● Aim of the exercise:
Please report every line from the material that contains the word "Regular".

● Supplied material:
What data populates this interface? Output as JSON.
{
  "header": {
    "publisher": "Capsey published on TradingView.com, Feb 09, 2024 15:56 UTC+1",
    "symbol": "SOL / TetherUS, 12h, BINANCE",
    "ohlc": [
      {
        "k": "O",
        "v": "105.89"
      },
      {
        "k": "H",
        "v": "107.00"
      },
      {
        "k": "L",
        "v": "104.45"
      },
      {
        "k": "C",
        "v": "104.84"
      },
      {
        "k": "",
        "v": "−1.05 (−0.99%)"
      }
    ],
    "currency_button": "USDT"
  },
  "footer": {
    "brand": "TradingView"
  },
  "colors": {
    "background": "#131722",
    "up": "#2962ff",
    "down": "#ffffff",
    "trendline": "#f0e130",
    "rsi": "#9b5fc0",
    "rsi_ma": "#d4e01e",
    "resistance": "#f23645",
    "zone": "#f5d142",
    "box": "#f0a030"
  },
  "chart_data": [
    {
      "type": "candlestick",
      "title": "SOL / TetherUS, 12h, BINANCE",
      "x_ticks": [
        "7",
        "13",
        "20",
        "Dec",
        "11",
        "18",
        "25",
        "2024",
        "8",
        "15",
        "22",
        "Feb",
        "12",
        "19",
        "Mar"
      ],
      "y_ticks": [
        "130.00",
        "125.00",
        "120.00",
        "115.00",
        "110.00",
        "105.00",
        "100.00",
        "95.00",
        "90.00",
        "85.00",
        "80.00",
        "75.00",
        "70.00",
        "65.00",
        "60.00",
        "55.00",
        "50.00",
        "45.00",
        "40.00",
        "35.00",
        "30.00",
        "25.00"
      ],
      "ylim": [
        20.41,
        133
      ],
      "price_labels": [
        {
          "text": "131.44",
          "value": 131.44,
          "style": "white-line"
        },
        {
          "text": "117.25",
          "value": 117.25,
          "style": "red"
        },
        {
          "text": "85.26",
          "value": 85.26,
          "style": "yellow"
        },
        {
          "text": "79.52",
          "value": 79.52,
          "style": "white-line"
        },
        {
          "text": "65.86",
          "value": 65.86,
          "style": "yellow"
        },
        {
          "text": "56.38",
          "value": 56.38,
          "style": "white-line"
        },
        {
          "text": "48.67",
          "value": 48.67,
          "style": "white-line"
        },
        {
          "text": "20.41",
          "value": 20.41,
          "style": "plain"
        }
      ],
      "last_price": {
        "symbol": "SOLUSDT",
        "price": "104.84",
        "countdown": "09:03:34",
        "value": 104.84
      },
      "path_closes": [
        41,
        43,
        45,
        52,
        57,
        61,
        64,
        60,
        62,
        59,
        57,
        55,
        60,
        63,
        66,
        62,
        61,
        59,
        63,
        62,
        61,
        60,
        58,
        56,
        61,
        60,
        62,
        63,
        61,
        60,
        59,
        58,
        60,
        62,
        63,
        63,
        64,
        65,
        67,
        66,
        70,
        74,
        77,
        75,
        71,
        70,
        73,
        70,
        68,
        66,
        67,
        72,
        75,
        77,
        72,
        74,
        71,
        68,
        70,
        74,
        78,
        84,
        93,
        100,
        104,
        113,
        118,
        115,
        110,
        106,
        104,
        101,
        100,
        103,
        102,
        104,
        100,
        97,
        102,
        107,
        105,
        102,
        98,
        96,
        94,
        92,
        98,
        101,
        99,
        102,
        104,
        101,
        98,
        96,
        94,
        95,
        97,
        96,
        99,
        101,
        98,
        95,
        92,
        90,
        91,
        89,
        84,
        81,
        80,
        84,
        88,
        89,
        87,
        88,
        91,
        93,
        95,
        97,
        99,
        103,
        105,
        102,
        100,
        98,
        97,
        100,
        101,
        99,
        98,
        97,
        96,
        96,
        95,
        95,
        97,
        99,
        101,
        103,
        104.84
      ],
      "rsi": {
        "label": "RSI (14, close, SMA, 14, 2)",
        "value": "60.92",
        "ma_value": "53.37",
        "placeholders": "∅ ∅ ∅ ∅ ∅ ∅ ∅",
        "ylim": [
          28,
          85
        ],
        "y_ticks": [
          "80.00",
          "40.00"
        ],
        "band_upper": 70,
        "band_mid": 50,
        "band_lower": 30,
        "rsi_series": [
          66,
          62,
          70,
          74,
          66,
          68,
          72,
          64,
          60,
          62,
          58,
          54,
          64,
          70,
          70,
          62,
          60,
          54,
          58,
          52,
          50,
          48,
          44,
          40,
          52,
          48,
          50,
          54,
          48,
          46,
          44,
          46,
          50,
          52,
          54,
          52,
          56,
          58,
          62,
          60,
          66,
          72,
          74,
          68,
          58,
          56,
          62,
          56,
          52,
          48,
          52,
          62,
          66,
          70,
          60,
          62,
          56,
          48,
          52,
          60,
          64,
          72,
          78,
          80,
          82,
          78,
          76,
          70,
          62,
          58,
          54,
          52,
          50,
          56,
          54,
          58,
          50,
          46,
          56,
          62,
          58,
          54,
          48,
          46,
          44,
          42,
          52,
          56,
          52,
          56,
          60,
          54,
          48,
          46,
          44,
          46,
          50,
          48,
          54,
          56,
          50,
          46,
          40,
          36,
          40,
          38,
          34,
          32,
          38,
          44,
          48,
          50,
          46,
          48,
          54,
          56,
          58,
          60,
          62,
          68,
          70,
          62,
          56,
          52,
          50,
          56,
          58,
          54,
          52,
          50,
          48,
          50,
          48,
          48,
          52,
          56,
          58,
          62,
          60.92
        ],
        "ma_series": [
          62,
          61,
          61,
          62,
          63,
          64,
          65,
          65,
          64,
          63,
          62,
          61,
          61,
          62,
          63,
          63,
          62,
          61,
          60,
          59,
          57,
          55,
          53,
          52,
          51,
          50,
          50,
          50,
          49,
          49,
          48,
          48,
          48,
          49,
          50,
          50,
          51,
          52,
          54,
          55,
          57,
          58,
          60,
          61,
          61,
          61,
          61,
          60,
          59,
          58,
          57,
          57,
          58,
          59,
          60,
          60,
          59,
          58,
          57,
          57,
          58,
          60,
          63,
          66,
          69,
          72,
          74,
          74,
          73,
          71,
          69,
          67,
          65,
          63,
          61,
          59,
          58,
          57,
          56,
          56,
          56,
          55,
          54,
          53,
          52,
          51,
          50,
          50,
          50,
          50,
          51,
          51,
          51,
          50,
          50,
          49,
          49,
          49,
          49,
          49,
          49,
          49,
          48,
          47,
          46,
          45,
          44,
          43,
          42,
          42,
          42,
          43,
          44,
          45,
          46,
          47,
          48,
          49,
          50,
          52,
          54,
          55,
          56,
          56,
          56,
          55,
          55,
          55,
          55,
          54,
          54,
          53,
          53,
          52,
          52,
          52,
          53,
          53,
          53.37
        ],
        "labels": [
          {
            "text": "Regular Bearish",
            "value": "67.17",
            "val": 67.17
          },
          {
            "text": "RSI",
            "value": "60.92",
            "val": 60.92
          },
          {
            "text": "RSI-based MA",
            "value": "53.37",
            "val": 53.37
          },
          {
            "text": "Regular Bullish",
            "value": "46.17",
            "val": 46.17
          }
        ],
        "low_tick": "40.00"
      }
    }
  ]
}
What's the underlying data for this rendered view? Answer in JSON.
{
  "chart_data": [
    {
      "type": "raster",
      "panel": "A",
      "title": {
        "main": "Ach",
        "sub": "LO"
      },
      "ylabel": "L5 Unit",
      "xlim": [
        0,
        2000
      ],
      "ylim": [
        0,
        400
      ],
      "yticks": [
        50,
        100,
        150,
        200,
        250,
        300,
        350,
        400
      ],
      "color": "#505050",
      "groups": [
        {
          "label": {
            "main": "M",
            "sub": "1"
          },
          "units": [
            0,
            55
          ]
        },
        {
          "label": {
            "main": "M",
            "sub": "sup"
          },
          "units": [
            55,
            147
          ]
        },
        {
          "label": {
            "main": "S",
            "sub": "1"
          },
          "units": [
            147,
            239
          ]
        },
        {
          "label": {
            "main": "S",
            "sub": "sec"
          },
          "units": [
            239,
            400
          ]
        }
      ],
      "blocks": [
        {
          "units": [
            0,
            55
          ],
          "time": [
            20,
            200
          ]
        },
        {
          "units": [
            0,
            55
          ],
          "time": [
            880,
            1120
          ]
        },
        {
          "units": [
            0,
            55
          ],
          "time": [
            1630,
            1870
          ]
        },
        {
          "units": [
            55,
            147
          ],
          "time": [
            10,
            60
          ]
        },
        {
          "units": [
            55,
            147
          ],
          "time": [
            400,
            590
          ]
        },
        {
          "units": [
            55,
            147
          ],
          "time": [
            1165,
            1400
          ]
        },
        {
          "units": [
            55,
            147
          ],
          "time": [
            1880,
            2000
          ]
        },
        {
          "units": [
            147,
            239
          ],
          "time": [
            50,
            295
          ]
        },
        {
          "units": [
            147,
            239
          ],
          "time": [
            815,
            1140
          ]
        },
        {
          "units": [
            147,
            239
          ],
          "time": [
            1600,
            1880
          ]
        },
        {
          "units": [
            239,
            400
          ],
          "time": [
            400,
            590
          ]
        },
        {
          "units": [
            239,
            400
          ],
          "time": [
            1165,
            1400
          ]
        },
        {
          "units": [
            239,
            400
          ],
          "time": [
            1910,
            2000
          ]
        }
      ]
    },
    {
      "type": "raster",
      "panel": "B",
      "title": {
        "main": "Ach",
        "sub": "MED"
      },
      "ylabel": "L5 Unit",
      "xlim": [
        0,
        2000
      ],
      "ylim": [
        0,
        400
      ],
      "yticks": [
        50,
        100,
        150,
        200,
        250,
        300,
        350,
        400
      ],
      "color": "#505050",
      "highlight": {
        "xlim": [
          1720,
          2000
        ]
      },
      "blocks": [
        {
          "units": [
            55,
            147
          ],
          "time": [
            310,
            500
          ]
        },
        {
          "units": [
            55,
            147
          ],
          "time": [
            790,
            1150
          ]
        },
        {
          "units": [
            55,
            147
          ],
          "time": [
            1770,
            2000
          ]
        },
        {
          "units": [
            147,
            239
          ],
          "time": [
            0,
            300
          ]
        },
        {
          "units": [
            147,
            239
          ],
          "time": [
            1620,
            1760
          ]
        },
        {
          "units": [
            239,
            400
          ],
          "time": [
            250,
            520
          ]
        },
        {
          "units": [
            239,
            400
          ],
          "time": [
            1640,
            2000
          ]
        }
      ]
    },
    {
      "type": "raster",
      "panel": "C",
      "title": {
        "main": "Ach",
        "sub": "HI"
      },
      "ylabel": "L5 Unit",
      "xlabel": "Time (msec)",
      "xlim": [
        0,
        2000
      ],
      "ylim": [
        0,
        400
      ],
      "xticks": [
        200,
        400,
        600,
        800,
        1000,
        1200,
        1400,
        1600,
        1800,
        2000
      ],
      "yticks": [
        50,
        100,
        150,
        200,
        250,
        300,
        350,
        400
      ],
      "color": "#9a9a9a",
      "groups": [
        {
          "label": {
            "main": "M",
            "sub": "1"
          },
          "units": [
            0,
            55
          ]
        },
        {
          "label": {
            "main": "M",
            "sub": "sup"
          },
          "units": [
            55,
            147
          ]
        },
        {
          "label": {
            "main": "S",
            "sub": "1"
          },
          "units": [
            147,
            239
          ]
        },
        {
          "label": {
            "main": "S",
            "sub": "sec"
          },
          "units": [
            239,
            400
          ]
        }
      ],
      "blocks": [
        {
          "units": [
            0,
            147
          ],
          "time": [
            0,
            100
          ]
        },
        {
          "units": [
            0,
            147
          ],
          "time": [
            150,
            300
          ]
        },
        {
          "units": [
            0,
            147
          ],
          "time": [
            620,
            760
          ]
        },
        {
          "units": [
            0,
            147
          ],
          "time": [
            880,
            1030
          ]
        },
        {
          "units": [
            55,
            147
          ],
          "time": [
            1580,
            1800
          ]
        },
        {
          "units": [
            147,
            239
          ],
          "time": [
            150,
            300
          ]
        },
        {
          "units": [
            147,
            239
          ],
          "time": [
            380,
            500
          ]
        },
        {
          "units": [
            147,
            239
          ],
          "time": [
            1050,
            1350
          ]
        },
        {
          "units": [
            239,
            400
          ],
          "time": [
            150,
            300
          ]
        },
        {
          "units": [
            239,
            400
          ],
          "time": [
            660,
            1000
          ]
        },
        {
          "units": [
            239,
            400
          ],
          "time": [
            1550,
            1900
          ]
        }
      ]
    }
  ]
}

● In response:
            "text": "Regular Bearish",
            "text": "Regular Bullish",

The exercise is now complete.